(A run of records)
※

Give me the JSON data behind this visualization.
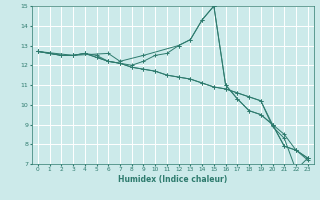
{
  "title": "",
  "xlabel": "Humidex (Indice chaleur)",
  "ylabel": "",
  "bg_color": "#cceaea",
  "grid_color": "#ffffff",
  "line_color": "#2e7b6e",
  "xlim": [
    -0.5,
    23.5
  ],
  "ylim": [
    7,
    15
  ],
  "yticks": [
    7,
    8,
    9,
    10,
    11,
    12,
    13,
    14,
    15
  ],
  "xticks": [
    0,
    1,
    2,
    3,
    4,
    5,
    6,
    7,
    8,
    9,
    10,
    11,
    12,
    13,
    14,
    15,
    16,
    17,
    18,
    19,
    20,
    21,
    22,
    23
  ],
  "lines": [
    {
      "x": [
        0,
        1,
        2,
        3,
        4,
        5,
        6,
        7,
        8,
        9,
        10,
        11,
        12,
        13,
        14,
        15,
        16,
        17,
        18,
        19,
        20,
        21,
        22,
        23
      ],
      "y": [
        12.7,
        12.6,
        12.5,
        12.5,
        12.6,
        12.5,
        12.2,
        12.1,
        12.0,
        12.2,
        12.5,
        12.6,
        13.0,
        13.3,
        14.3,
        15.0,
        11.0,
        10.3,
        9.7,
        9.5,
        9.0,
        7.9,
        7.7,
        7.3
      ]
    },
    {
      "x": [
        0,
        1,
        2,
        3,
        4,
        5,
        6,
        7,
        8,
        9,
        10,
        11,
        12,
        13,
        14,
        15,
        16,
        17,
        18,
        19,
        20,
        21,
        22,
        23
      ],
      "y": [
        12.7,
        12.6,
        12.5,
        12.5,
        12.6,
        12.4,
        12.2,
        12.1,
        11.9,
        11.8,
        11.7,
        11.5,
        11.4,
        11.3,
        11.1,
        10.9,
        10.8,
        10.6,
        10.4,
        10.2,
        9.0,
        8.5,
        7.7,
        7.2
      ]
    },
    {
      "x": [
        0,
        1,
        2,
        3,
        4,
        5,
        6,
        7,
        8,
        9,
        10,
        11,
        12,
        13,
        14,
        15,
        16,
        17,
        18,
        19,
        20,
        21,
        22,
        23
      ],
      "y": [
        12.7,
        12.6,
        12.5,
        12.5,
        12.6,
        12.4,
        12.2,
        12.1,
        11.9,
        11.8,
        11.7,
        11.5,
        11.4,
        11.3,
        11.1,
        10.9,
        10.8,
        10.6,
        10.4,
        10.2,
        8.9,
        8.3,
        6.7,
        7.3
      ]
    },
    {
      "x": [
        0,
        3,
        6,
        7,
        9,
        12,
        13,
        14,
        15,
        16,
        17,
        18,
        19,
        20,
        21,
        22,
        23
      ],
      "y": [
        12.7,
        12.5,
        12.6,
        12.2,
        12.5,
        13.0,
        13.3,
        14.3,
        15.0,
        11.0,
        10.3,
        9.7,
        9.5,
        9.0,
        7.9,
        7.7,
        7.3
      ]
    }
  ]
}
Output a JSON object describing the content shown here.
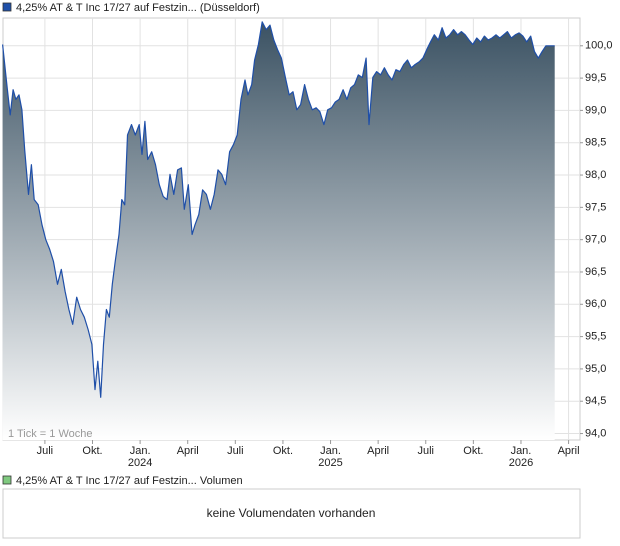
{
  "chart_data": {
    "type": "area",
    "annotation": "1 Tick = 1 Woche",
    "x": [
      2023.278,
      2023.303,
      2023.318,
      2023.333,
      2023.348,
      2023.364,
      2023.379,
      2023.394,
      2023.414,
      2023.429,
      2023.444,
      2023.465,
      2023.485,
      2023.505,
      2023.525,
      2023.545,
      2023.566,
      2023.586,
      2023.606,
      2023.626,
      2023.646,
      2023.667,
      2023.687,
      2023.707,
      2023.727,
      2023.747,
      2023.763,
      2023.778,
      2023.793,
      2023.808,
      2023.823,
      2023.838,
      2023.854,
      2023.869,
      2023.889,
      2023.904,
      2023.919,
      2023.934,
      2023.955,
      2023.975,
      2023.995,
      2024.01,
      2024.025,
      2024.04,
      2024.061,
      2024.081,
      2024.101,
      2024.121,
      2024.141,
      2024.157,
      2024.177,
      2024.197,
      2024.217,
      2024.232,
      2024.253,
      2024.273,
      2024.288,
      2024.308,
      2024.328,
      2024.348,
      2024.369,
      2024.389,
      2024.409,
      2024.429,
      2024.449,
      2024.47,
      2024.49,
      2024.51,
      2024.53,
      2024.551,
      2024.566,
      2024.586,
      2024.601,
      2024.621,
      2024.641,
      2024.662,
      2024.682,
      2024.702,
      2024.722,
      2024.742,
      2024.763,
      2024.783,
      2024.803,
      2024.823,
      2024.843,
      2024.864,
      2024.884,
      2024.904,
      2024.924,
      2024.944,
      2024.965,
      2024.985,
      2025.005,
      2025.025,
      2025.045,
      2025.066,
      2025.086,
      2025.106,
      2025.126,
      2025.146,
      2025.167,
      2025.187,
      2025.202,
      2025.222,
      2025.242,
      2025.263,
      2025.283,
      2025.303,
      2025.323,
      2025.343,
      2025.364,
      2025.384,
      2025.404,
      2025.424,
      2025.444,
      2025.465,
      2025.485,
      2025.505,
      2025.525,
      2025.545,
      2025.566,
      2025.586,
      2025.606,
      2025.626,
      2025.646,
      2025.667,
      2025.687,
      2025.707,
      2025.727,
      2025.747,
      2025.768,
      2025.788,
      2025.808,
      2025.828,
      2025.848,
      2025.869,
      2025.889,
      2025.909,
      2025.929,
      2025.949,
      2025.97,
      2025.99,
      2026.01,
      2026.03,
      2026.051,
      2026.071,
      2026.091,
      2026.111,
      2026.131,
      2026.157,
      2026.177
    ],
    "series": [
      {
        "name": "4,25% AT & T Inc 17/27 auf Festzin... (Düsseldorf)",
        "color": "#1f4fa8",
        "fill_top": "#3b5263",
        "values": [
          100.02,
          99.32,
          98.93,
          99.32,
          99.17,
          99.24,
          99.01,
          98.39,
          97.7,
          98.16,
          97.62,
          97.54,
          97.23,
          97.0,
          96.85,
          96.66,
          96.31,
          96.54,
          96.2,
          95.92,
          95.69,
          96.11,
          95.92,
          95.8,
          95.61,
          95.38,
          94.68,
          95.12,
          94.56,
          95.38,
          95.92,
          95.8,
          96.31,
          96.66,
          97.08,
          97.62,
          97.54,
          98.62,
          98.78,
          98.62,
          98.78,
          98.32,
          98.83,
          98.24,
          98.36,
          98.16,
          97.85,
          97.67,
          97.62,
          98.01,
          97.7,
          98.08,
          98.11,
          97.47,
          97.85,
          97.08,
          97.23,
          97.39,
          97.77,
          97.7,
          97.47,
          97.7,
          98.08,
          98.01,
          97.85,
          98.36,
          98.47,
          98.62,
          99.17,
          99.47,
          99.24,
          99.4,
          99.78,
          100.02,
          100.37,
          100.25,
          100.32,
          100.09,
          99.94,
          99.81,
          99.51,
          99.24,
          99.29,
          99.01,
          99.09,
          99.4,
          99.17,
          99.01,
          99.04,
          98.98,
          98.78,
          99.01,
          99.04,
          99.13,
          99.17,
          99.32,
          99.17,
          99.35,
          99.4,
          99.55,
          99.51,
          99.81,
          98.78,
          99.51,
          99.6,
          99.55,
          99.66,
          99.55,
          99.47,
          99.63,
          99.6,
          99.71,
          99.78,
          99.66,
          99.71,
          99.75,
          99.81,
          99.94,
          100.06,
          100.17,
          100.09,
          100.28,
          100.12,
          100.17,
          100.25,
          100.17,
          100.22,
          100.17,
          100.09,
          100.02,
          100.12,
          100.06,
          100.15,
          100.09,
          100.12,
          100.17,
          100.12,
          100.17,
          100.22,
          100.12,
          100.17,
          100.2,
          100.15,
          100.06,
          100.15,
          99.91,
          99.81,
          99.91,
          100.0,
          100.0,
          100.0
        ]
      }
    ],
    "xlim": [
      2023.28,
      2026.31
    ],
    "xticks": [
      {
        "value": 2023.5,
        "label": "Juli"
      },
      {
        "value": 2023.75,
        "label": "Okt."
      },
      {
        "value": 2024.0,
        "label": "Jan.",
        "sublabel": "2024"
      },
      {
        "value": 2024.25,
        "label": "April"
      },
      {
        "value": 2024.5,
        "label": "Juli"
      },
      {
        "value": 2024.75,
        "label": "Okt."
      },
      {
        "value": 2025.0,
        "label": "Jan.",
        "sublabel": "2025"
      },
      {
        "value": 2025.25,
        "label": "April"
      },
      {
        "value": 2025.5,
        "label": "Juli"
      },
      {
        "value": 2025.75,
        "label": "Okt."
      },
      {
        "value": 2026.0,
        "label": "Jan.",
        "sublabel": "2026"
      },
      {
        "value": 2026.25,
        "label": "April"
      }
    ],
    "ylim": [
      93.9,
      100.43
    ],
    "yticks": [
      {
        "value": 94,
        "label": "94,0"
      },
      {
        "value": 94.5,
        "label": "94,5"
      },
      {
        "value": 95,
        "label": "95,0"
      },
      {
        "value": 95.5,
        "label": "95,5"
      },
      {
        "value": 96,
        "label": "96,0"
      },
      {
        "value": 96.5,
        "label": "96,5"
      },
      {
        "value": 97,
        "label": "97,0"
      },
      {
        "value": 97.5,
        "label": "97,5"
      },
      {
        "value": 98,
        "label": "98,0"
      },
      {
        "value": 98.5,
        "label": "98,5"
      },
      {
        "value": 99,
        "label": "99,0"
      },
      {
        "value": 99.5,
        "label": "99,5"
      },
      {
        "value": 100,
        "label": "100,0"
      }
    ],
    "grid": true
  },
  "volume_panel": {
    "legend": "4,25% AT & T Inc 17/27 auf Festzin... Volumen",
    "color": "#7fc97f",
    "message": "keine Volumendaten vorhanden"
  }
}
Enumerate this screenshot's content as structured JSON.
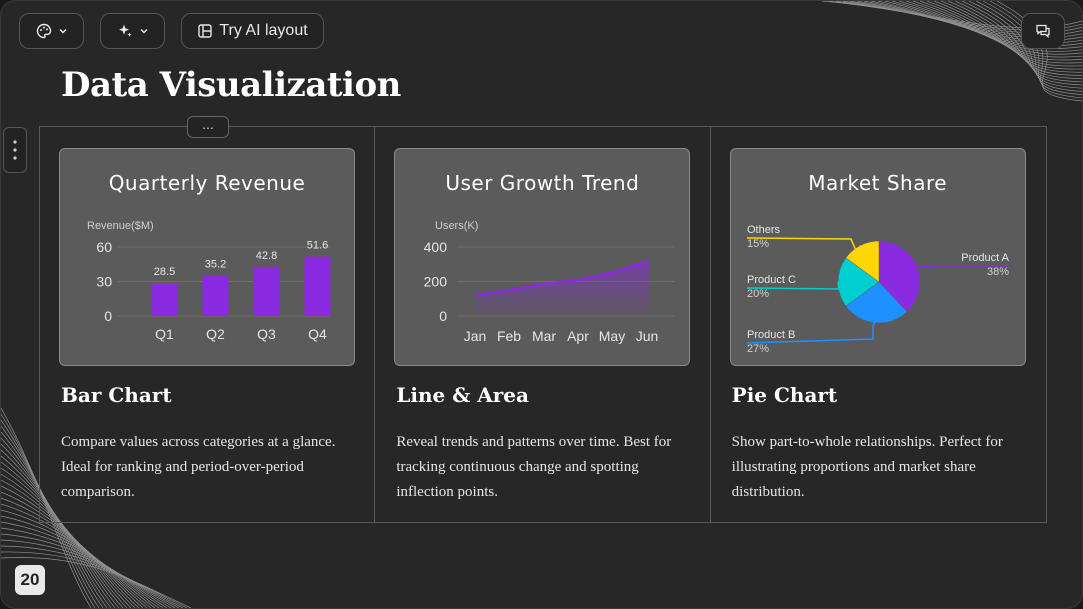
{
  "toolbar": {
    "theme_button_icon": "palette-icon",
    "ai_button_icon": "sparkle-icon",
    "ai_layout_label": "Try AI layout",
    "comment_icon": "comment-icon"
  },
  "slide": {
    "title": "Data Visualization",
    "page_number": "20",
    "handle_label": "...",
    "accent": "#8A2BE2"
  },
  "columns": [
    {
      "card_title": "Quarterly Revenue",
      "heading": "Bar Chart",
      "description": "Compare values across categories at a glance. Ideal for ranking and period-over-period comparison."
    },
    {
      "card_title": "User Growth Trend",
      "heading": "Line & Area",
      "description": "Reveal trends and patterns over time. Best for tracking continuous change and spotting inflection points."
    },
    {
      "card_title": "Market Share",
      "heading": "Pie Chart",
      "description": "Show part-to-whole relationships. Perfect for illustrating proportions and market share distribution."
    }
  ],
  "chart_data": [
    {
      "type": "bar",
      "title": "Quarterly Revenue",
      "ylabel": "Revenue($M)",
      "categories": [
        "Q1",
        "Q2",
        "Q3",
        "Q4"
      ],
      "values": [
        28.5,
        35.2,
        42.8,
        51.6
      ],
      "yticks": [
        "0",
        "30",
        "60"
      ],
      "ylim": [
        0,
        60
      ],
      "color": "#8A2BE2"
    },
    {
      "type": "area",
      "title": "User Growth Trend",
      "ylabel": "Users(K)",
      "categories": [
        "Jan",
        "Feb",
        "Mar",
        "Apr",
        "May",
        "Jun"
      ],
      "values": [
        120,
        150,
        185,
        210,
        255,
        320
      ],
      "yticks": [
        "0",
        "200",
        "400"
      ],
      "ylim": [
        0,
        400
      ],
      "color": "#8A2BE2"
    },
    {
      "type": "pie",
      "title": "Market Share",
      "slices": [
        {
          "label": "Product A",
          "value": 38,
          "pct": "38%",
          "color": "#8A2BE2"
        },
        {
          "label": "Product B",
          "value": 27,
          "pct": "27%",
          "color": "#1E90FF"
        },
        {
          "label": "Product C",
          "value": 20,
          "pct": "20%",
          "color": "#00CED1"
        },
        {
          "label": "Others",
          "value": 15,
          "pct": "15%",
          "color": "#FFD700"
        }
      ]
    }
  ]
}
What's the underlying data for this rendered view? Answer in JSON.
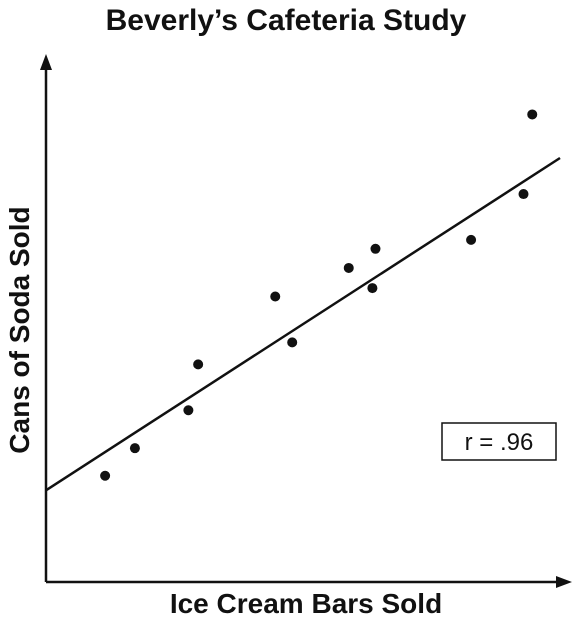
{
  "chart_data": {
    "type": "scatter",
    "title": "Beverly’s Cafeteria Study",
    "xlabel": "Ice Cream Bars Sold",
    "ylabel": "Cans of Soda Sold",
    "xlim": [
      0,
      100
    ],
    "ylim": [
      0,
      100
    ],
    "grid": false,
    "points": [
      {
        "x": 11.5,
        "y": 22.7
      },
      {
        "x": 17.3,
        "y": 28.6
      },
      {
        "x": 27.7,
        "y": 36.7
      },
      {
        "x": 29.6,
        "y": 46.5
      },
      {
        "x": 44.6,
        "y": 61.0
      },
      {
        "x": 47.9,
        "y": 51.2
      },
      {
        "x": 58.9,
        "y": 67.1
      },
      {
        "x": 63.5,
        "y": 62.8
      },
      {
        "x": 64.1,
        "y": 71.2
      },
      {
        "x": 82.7,
        "y": 73.1
      },
      {
        "x": 92.9,
        "y": 82.9
      },
      {
        "x": 94.6,
        "y": 99.9
      }
    ],
    "trendline": {
      "x": [
        0,
        100
      ],
      "y": [
        19.6,
        90.6
      ]
    },
    "annotation": "r = .96",
    "annotation_position": "right-middle"
  }
}
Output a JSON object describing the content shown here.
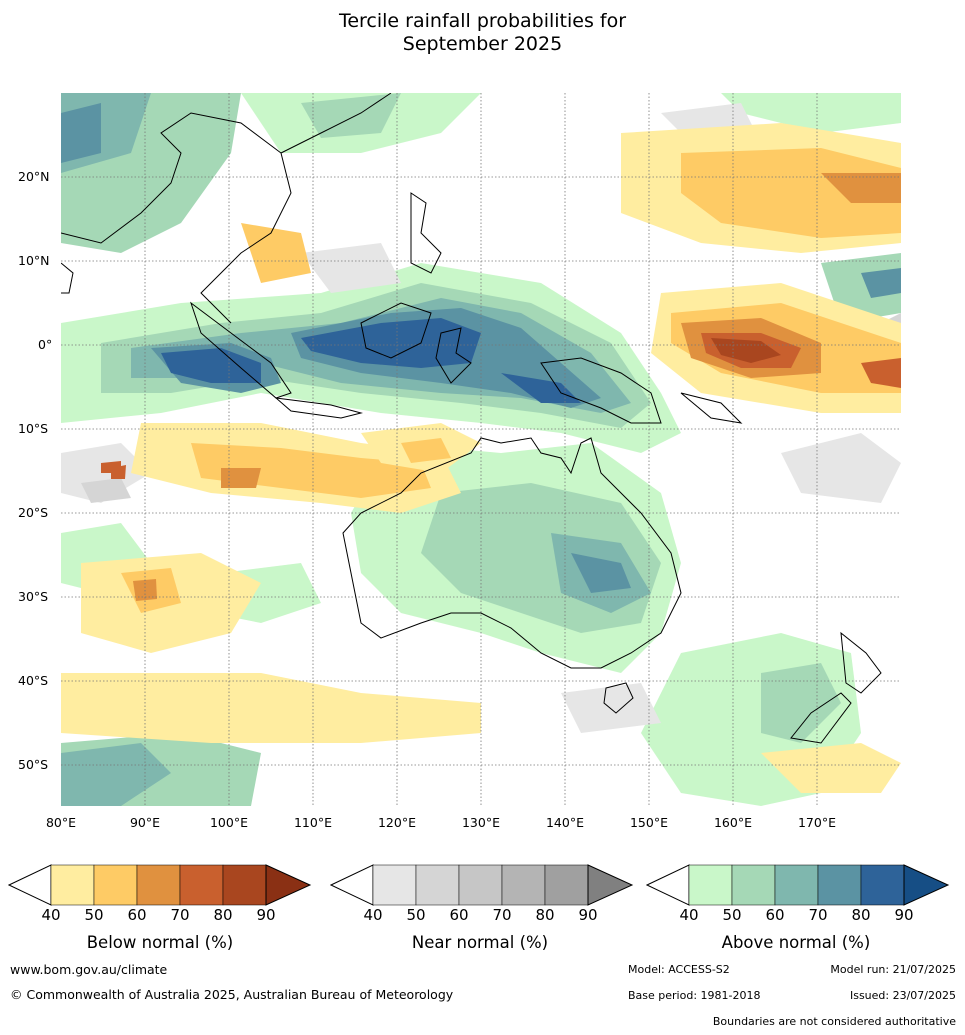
{
  "title": [
    "Tercile rainfall probabilities for",
    "September 2025"
  ],
  "lat_ticks": [
    "20°N",
    "10°N",
    "0°",
    "10°S",
    "20°S",
    "30°S",
    "40°S",
    "50°S"
  ],
  "lon_ticks": [
    "80°E",
    "90°E",
    "100°E",
    "110°E",
    "120°E",
    "130°E",
    "140°E",
    "150°E",
    "160°E",
    "170°E"
  ],
  "legends": [
    {
      "label": "Below normal (%)",
      "ticks": [
        "40",
        "50",
        "60",
        "70",
        "80",
        "90"
      ],
      "colors": [
        "#ffeda0",
        "#fecb65",
        "#e0913f",
        "#c9602e",
        "#a9461f",
        "#8a3014"
      ]
    },
    {
      "label": "Near normal (%)",
      "ticks": [
        "40",
        "50",
        "60",
        "70",
        "80",
        "90"
      ],
      "colors": [
        "#e6e6e6",
        "#d5d5d5",
        "#c6c6c6",
        "#b4b4b4",
        "#a0a0a0",
        "#808080"
      ]
    },
    {
      "label": "Above normal (%)",
      "ticks": [
        "40",
        "50",
        "60",
        "70",
        "80",
        "90"
      ],
      "colors": [
        "#c9f7c9",
        "#a5d8b6",
        "#7fb7ae",
        "#5b93a3",
        "#2e6399",
        "#164e85"
      ]
    }
  ],
  "footer": {
    "website": "www.bom.gov.au/climate",
    "copyright": "© Commonwealth of Australia 2025, Australian Bureau of Meteorology",
    "model": "Model: ACCESS-S2",
    "model_run": "Model run: 21/07/2025",
    "base_period": "Base period: 1981-2018",
    "issued": "Issued: 23/07/2025",
    "disclaimer": "Boundaries are not considered authoritative"
  }
}
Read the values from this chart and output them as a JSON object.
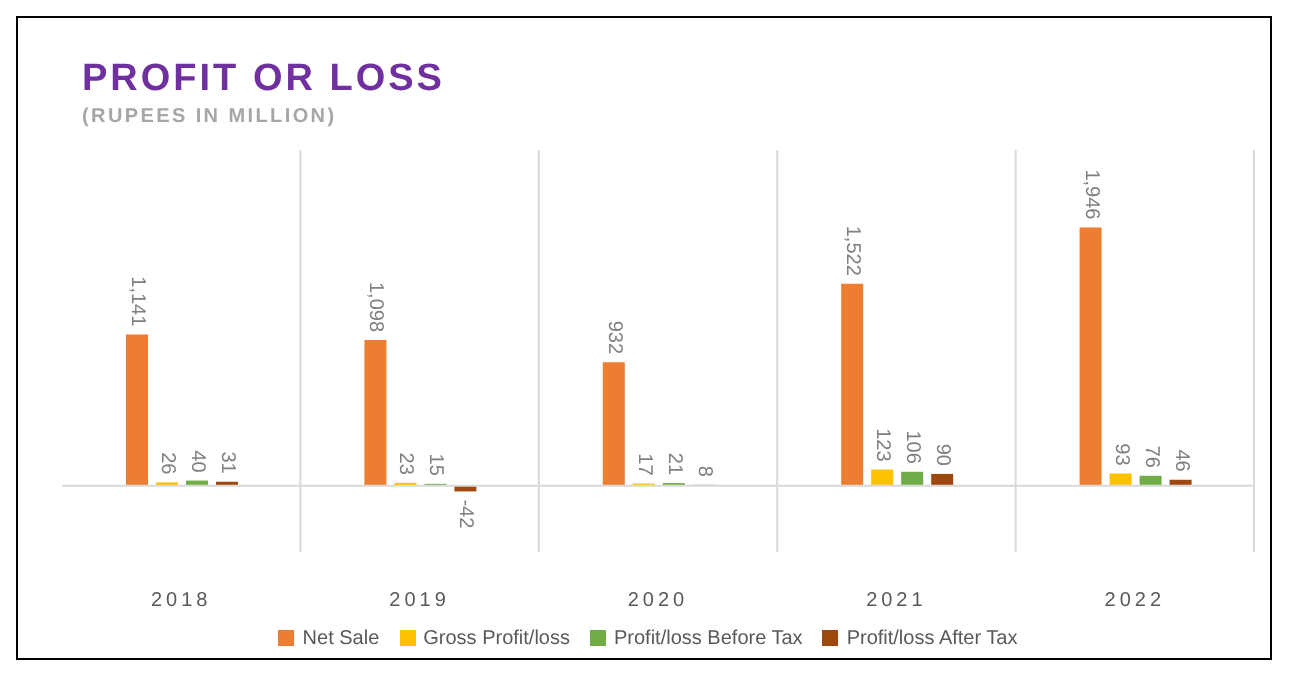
{
  "chart_data": {
    "type": "bar",
    "title": "PROFIT OR LOSS",
    "subtitle": "(RUPEES IN MILLION)",
    "categories": [
      "2018",
      "2019",
      "2020",
      "2021",
      "2022"
    ],
    "series": [
      {
        "name": "Net Sale",
        "color": "#ed7d31",
        "values": [
          1141,
          1098,
          932,
          1522,
          1946
        ],
        "value_labels": [
          "1,141",
          "1,098",
          "932",
          "1,522",
          "1,946"
        ]
      },
      {
        "name": "Gross Profit/loss",
        "color": "#ffc000",
        "values": [
          26,
          23,
          17,
          123,
          93
        ],
        "value_labels": [
          "26",
          "23",
          "17",
          "123",
          "93"
        ]
      },
      {
        "name": "Profit/loss Before Tax",
        "color": "#70ad47",
        "values": [
          40,
          15,
          21,
          106,
          76
        ],
        "value_labels": [
          "40",
          "15",
          "21",
          "106",
          "76"
        ]
      },
      {
        "name": "Profit/loss After Tax",
        "color": "#9e480e",
        "values": [
          31,
          -42,
          8,
          90,
          46
        ],
        "value_labels": [
          "31",
          "-42",
          "8",
          "90",
          "46"
        ]
      }
    ],
    "grid": "x",
    "legend": "bottom"
  }
}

※

§ Directions for this task:
Filter the listing above for the string "Product" and copy every matching line.

§ Task solution:
          "label": "Product A",
          "label": "Product B",
          "label": "Product C",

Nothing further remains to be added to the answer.